▶ **Entries supplied**

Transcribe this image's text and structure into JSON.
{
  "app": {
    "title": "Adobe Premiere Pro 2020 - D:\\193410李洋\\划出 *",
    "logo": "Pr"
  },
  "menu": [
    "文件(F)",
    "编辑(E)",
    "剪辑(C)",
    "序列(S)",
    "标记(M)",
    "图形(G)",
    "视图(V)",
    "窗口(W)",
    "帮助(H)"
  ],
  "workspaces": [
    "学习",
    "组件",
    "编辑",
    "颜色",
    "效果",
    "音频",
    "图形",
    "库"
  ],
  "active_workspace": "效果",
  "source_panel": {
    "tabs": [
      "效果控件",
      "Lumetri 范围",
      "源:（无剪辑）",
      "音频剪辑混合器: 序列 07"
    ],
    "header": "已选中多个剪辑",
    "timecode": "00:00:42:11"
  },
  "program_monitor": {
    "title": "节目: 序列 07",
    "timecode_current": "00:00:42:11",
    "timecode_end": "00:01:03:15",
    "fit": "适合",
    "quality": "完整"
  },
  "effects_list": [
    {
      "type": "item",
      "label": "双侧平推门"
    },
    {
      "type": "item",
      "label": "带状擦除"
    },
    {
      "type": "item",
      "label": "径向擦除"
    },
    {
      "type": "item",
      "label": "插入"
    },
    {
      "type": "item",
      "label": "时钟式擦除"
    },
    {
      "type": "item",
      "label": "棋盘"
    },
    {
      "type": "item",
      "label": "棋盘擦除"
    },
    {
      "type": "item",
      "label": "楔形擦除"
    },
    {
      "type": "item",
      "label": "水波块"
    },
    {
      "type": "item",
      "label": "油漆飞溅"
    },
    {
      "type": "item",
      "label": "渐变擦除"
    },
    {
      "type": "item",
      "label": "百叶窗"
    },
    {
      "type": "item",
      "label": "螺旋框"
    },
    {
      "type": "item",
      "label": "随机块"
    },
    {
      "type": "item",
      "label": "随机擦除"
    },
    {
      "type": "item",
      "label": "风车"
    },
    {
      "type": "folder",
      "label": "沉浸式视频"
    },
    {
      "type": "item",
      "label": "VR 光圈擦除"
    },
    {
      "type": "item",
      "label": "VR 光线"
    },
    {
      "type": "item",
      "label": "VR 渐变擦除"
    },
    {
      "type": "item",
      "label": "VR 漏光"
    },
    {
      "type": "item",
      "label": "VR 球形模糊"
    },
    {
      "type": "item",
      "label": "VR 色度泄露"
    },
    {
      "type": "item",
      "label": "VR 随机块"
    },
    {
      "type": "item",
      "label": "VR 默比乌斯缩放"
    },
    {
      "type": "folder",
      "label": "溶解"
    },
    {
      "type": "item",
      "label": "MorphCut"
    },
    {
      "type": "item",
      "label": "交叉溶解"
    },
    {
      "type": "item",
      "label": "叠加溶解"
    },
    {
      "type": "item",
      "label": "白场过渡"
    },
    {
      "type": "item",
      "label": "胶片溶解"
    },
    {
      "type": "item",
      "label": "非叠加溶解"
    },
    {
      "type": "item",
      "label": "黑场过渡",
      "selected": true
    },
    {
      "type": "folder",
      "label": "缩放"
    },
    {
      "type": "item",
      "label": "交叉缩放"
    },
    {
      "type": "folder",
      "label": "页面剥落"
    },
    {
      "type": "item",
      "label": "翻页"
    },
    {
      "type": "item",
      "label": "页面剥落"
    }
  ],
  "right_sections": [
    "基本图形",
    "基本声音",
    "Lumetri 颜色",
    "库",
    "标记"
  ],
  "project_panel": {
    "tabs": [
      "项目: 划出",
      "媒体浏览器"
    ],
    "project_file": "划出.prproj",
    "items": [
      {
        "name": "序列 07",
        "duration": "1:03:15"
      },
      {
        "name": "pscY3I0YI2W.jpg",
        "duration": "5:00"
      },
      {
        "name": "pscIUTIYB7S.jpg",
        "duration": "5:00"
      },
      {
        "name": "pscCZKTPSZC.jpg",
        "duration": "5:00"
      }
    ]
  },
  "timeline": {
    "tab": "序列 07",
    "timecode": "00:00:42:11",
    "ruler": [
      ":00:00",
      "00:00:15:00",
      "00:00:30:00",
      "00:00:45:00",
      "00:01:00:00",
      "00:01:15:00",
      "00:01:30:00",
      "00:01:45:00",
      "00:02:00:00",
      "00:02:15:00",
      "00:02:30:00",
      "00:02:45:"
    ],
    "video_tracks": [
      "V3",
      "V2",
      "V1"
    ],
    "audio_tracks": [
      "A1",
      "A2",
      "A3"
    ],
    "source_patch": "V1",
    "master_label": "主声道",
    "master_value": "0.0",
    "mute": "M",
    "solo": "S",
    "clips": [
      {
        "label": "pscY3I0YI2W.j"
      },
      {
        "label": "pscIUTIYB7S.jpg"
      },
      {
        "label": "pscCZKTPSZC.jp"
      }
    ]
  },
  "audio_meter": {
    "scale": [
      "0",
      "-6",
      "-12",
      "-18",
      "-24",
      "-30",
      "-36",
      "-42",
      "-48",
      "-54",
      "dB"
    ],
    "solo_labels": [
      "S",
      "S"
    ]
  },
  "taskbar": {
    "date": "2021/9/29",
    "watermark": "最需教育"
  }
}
--
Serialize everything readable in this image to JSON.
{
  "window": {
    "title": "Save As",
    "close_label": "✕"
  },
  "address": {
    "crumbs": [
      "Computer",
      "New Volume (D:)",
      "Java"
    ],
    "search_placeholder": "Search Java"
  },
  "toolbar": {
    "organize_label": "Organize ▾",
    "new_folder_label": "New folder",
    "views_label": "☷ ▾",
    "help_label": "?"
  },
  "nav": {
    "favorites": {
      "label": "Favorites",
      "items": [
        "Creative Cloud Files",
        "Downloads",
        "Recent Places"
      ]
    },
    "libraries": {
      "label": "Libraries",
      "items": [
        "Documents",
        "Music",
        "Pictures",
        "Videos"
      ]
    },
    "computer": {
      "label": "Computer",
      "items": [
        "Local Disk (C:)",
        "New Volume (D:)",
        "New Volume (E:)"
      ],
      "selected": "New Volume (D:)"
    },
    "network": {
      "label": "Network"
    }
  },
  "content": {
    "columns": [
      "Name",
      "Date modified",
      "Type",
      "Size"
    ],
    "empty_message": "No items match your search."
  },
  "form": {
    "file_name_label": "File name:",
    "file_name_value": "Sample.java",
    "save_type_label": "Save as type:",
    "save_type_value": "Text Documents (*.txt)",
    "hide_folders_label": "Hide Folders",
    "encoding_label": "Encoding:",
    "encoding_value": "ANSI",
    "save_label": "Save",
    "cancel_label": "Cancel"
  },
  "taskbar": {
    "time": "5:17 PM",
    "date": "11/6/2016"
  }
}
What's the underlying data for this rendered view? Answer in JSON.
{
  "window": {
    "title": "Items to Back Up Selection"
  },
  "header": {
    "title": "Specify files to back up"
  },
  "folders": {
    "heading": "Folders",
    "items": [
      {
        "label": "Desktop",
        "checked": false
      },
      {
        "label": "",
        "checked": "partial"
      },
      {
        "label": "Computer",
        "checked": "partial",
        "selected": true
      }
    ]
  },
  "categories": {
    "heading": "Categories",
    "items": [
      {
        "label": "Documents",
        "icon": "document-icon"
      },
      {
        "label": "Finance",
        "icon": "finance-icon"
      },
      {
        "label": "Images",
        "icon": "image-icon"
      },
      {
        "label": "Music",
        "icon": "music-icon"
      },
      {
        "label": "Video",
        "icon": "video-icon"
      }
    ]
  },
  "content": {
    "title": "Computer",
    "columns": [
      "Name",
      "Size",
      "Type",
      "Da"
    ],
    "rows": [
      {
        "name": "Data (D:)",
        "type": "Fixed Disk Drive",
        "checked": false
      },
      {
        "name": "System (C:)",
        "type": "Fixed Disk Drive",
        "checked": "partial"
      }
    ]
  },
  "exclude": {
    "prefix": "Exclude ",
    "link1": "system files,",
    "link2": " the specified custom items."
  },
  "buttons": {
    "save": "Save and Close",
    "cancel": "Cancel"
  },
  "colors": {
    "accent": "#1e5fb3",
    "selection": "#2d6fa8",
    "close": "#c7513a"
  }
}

▶ **What is needed**
Using the entries above, return each line that includes the word "Volume".

▶ **Answer to the problem**
      "New Volume (D:)",
        "New Volume (D:)",
        "New Volume (E:)"
      "selected": "New Volume (D:)"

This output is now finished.